Stated goal:
Which lines hold the word "Confirmation"? Copy each one.

========

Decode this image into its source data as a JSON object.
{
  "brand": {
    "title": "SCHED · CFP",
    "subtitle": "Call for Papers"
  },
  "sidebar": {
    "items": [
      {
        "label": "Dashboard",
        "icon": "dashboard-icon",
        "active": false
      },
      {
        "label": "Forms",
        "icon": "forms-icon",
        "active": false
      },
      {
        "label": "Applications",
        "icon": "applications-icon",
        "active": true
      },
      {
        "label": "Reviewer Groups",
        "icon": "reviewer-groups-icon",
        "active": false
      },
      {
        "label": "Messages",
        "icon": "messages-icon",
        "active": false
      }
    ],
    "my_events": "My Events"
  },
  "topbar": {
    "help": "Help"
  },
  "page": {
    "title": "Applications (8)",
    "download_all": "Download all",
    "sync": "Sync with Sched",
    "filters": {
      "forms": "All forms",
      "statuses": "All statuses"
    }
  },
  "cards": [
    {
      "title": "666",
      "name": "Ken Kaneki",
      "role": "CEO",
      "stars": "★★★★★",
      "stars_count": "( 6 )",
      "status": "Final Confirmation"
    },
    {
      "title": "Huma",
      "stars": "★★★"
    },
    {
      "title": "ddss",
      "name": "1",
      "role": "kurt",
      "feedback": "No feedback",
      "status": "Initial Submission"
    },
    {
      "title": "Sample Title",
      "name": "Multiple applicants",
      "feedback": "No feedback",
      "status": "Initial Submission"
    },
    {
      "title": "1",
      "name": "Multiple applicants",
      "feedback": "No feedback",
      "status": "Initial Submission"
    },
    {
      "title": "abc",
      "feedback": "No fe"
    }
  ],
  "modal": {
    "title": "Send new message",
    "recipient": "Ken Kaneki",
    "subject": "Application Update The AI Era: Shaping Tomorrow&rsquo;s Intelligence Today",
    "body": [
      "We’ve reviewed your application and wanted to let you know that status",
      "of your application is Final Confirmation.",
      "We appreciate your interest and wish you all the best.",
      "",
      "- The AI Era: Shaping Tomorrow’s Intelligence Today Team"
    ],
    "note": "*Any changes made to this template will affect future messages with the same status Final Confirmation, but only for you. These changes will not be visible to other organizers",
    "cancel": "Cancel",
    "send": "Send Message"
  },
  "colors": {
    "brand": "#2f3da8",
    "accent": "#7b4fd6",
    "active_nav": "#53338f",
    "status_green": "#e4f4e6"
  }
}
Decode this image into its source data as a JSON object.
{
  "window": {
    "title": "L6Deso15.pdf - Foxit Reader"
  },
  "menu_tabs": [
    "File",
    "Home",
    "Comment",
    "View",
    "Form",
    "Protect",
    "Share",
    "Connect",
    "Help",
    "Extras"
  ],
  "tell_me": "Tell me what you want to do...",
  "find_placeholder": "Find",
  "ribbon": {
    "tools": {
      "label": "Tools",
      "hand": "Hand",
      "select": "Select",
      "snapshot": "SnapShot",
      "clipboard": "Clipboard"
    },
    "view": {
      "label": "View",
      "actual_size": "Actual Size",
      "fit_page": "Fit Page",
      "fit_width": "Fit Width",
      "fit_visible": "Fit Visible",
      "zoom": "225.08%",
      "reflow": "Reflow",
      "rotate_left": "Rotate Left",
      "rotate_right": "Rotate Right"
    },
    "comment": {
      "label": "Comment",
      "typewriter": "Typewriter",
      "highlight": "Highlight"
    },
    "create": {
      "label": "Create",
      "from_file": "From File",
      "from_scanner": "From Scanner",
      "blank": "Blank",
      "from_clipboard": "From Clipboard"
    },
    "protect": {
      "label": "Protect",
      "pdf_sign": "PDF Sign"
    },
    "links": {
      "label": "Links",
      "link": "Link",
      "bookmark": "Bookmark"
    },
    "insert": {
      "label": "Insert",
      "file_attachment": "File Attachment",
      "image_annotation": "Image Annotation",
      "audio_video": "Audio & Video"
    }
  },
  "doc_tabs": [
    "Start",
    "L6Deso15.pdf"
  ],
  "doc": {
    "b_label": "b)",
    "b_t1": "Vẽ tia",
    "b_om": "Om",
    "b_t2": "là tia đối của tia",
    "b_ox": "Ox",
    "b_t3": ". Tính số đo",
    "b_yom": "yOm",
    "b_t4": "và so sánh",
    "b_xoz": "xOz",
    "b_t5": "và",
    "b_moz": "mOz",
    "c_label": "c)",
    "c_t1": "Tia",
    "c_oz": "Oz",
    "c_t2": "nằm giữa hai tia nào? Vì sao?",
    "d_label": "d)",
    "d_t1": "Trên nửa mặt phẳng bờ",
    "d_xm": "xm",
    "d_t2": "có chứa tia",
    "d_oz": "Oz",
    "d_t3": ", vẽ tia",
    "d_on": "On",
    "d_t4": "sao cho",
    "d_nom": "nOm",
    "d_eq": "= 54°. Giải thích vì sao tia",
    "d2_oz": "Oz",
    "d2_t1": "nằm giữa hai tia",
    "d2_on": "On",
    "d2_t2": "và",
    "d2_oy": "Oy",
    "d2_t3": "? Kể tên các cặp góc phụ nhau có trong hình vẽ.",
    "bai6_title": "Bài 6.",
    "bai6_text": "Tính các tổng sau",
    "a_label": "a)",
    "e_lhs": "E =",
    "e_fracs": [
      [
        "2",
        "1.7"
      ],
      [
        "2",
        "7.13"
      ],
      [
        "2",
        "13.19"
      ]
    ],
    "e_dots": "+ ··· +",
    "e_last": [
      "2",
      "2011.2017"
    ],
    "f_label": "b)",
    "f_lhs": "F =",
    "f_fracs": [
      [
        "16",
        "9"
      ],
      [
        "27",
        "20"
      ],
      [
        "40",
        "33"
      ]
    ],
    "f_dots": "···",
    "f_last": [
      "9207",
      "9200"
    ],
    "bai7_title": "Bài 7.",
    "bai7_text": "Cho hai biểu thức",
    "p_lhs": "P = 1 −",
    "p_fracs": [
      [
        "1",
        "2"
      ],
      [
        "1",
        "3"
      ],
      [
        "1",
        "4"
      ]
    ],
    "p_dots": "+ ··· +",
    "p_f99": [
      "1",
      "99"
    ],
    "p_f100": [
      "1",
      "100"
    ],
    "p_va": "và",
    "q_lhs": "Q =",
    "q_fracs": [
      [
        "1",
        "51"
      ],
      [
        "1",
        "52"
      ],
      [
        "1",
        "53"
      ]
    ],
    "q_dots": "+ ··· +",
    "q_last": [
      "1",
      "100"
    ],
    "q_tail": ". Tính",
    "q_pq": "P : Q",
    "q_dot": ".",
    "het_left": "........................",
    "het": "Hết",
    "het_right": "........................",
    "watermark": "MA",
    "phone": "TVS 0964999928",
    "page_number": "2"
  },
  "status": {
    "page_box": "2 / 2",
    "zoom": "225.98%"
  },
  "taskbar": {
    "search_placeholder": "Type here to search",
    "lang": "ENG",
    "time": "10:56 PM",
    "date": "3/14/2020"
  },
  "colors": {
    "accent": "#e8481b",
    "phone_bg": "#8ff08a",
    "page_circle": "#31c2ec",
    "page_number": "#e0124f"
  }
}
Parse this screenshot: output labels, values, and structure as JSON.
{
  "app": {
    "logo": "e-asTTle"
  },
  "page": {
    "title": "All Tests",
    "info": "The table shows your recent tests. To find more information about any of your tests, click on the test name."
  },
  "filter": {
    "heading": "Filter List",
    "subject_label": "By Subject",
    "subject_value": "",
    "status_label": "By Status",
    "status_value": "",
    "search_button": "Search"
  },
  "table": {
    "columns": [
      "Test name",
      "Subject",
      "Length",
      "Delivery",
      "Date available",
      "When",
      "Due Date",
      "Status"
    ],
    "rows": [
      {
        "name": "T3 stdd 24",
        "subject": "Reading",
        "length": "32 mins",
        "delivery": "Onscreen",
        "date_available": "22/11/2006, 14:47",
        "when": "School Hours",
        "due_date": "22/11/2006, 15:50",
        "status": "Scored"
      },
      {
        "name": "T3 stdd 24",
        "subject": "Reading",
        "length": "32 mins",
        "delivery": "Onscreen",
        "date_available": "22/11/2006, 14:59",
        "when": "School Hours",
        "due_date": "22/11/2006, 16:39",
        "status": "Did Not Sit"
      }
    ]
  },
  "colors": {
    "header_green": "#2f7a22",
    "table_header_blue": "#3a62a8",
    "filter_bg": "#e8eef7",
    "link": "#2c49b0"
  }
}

========

Result of the exercise:
      "status": "Final Confirmation"
      "of your application is Final Confirmation.",
    "note": "*Any changes made to this template will affect future messages with the same status Final Confirmation, but only for you. These changes will not be visible to other organizers",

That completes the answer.